# What is being asked:
Extract every entry word for word.

# Extracted records:
╔══

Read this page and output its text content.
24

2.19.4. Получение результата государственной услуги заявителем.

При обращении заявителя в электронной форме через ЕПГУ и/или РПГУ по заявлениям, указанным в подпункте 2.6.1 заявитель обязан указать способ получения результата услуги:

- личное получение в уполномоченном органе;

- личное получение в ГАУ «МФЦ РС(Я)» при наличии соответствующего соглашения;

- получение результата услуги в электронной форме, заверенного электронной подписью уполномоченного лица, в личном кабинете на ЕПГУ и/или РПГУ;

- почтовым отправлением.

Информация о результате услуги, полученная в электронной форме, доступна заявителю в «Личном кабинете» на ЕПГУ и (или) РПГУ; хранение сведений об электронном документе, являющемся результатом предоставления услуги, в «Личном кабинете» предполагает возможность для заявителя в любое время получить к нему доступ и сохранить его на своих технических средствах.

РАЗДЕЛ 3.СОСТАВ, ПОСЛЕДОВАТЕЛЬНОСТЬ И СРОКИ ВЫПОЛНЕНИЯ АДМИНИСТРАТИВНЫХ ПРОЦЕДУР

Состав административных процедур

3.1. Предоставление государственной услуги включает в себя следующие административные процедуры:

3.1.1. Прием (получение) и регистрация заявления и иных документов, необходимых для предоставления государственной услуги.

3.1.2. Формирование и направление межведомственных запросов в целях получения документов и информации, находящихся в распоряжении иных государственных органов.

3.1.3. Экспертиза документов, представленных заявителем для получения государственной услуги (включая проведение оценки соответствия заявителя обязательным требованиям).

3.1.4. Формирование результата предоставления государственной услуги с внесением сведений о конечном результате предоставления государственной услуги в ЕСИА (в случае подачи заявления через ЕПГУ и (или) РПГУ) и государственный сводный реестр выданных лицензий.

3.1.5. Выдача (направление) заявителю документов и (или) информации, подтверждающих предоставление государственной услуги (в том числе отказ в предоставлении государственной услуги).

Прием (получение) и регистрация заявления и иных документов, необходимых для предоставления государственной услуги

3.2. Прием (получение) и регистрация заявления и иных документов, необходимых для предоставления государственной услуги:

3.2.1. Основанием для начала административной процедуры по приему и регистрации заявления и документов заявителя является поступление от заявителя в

╚══

# Task response:
Read this page and output its text content.
24

2.19.4. Получение результата государственной услуги заявителем.

При обращении заявителя в электронной форме через ЕПГУ и/или РПГУ по заявлениям, указанным в подпункте 2.6.1 заявитель обязан указать способ получения результата услуги:

- личное получение в уполномоченном органе;

- личное получение в ГАУ «МФЦ РС(Я)» при наличии соответствующего соглашения;

- получение результата услуги в электронной форме, заверенного электронной подписью уполномоченного лица, в личном кабинете на ЕПГУ и/или РПГУ;

- почтовым отправлением.

Информация о результате услуги, полученная в электронной форме, доступна заявителю в «Личном кабинете» на ЕПГУ и (или) РПГУ; хранение сведений об электронном документе, являющемся результатом предоставления услуги, в «Личном кабинете» предполагает возможность для заявителя в любое время получить к нему доступ и сохранить его на своих технических средствах.

РАЗДЕЛ 3.СОСТАВ, ПОСЛЕДОВАТЕЛЬНОСТЬ И СРОКИ ВЫПОЛНЕНИЯ АДМИНИСТРАТИВНЫХ ПРОЦЕДУР

Состав административных процедур

3.1. Предоставление государственной услуги включает в себя следующие административные процедуры:

3.1.1. Прием (получение) и регистрация заявления и иных документов, необходимых для предоставления государственной услуги.

3.1.2. Формирование и направление межведомственных запросов в целях получения документов и информации, находящихся в распоряжении иных государственных органов.

3.1.3. Экспертиза документов, представленных заявителем для получения государственной услуги (включая проведение оценки соответствия заявителя обязательным требованиям).

3.1.4. Формирование результата предоставления государственной услуги с внесением сведений о конечном результате предоставления государственной услуги в ЕСИА (в случае подачи заявления через ЕПГУ и (или) РПГУ) и государственный сводный реестр выданных лицензий.

3.1.5. Выдача (направление) заявителю документов и (или) информации, подтверждающих предоставление государственной услуги (в том числе отказ в предоставлении государственной услуги).

Прием (получение) и регистрация заявления и иных документов, необходимых для предоставления государственной услуги

3.2. Прием (получение) и регистрация заявления и иных документов, необходимых для предоставления государственной услуги:

3.2.1. Основанием для начала административной процедуры по приему и регистрации заявления и документов заявителя является поступление от заявителя в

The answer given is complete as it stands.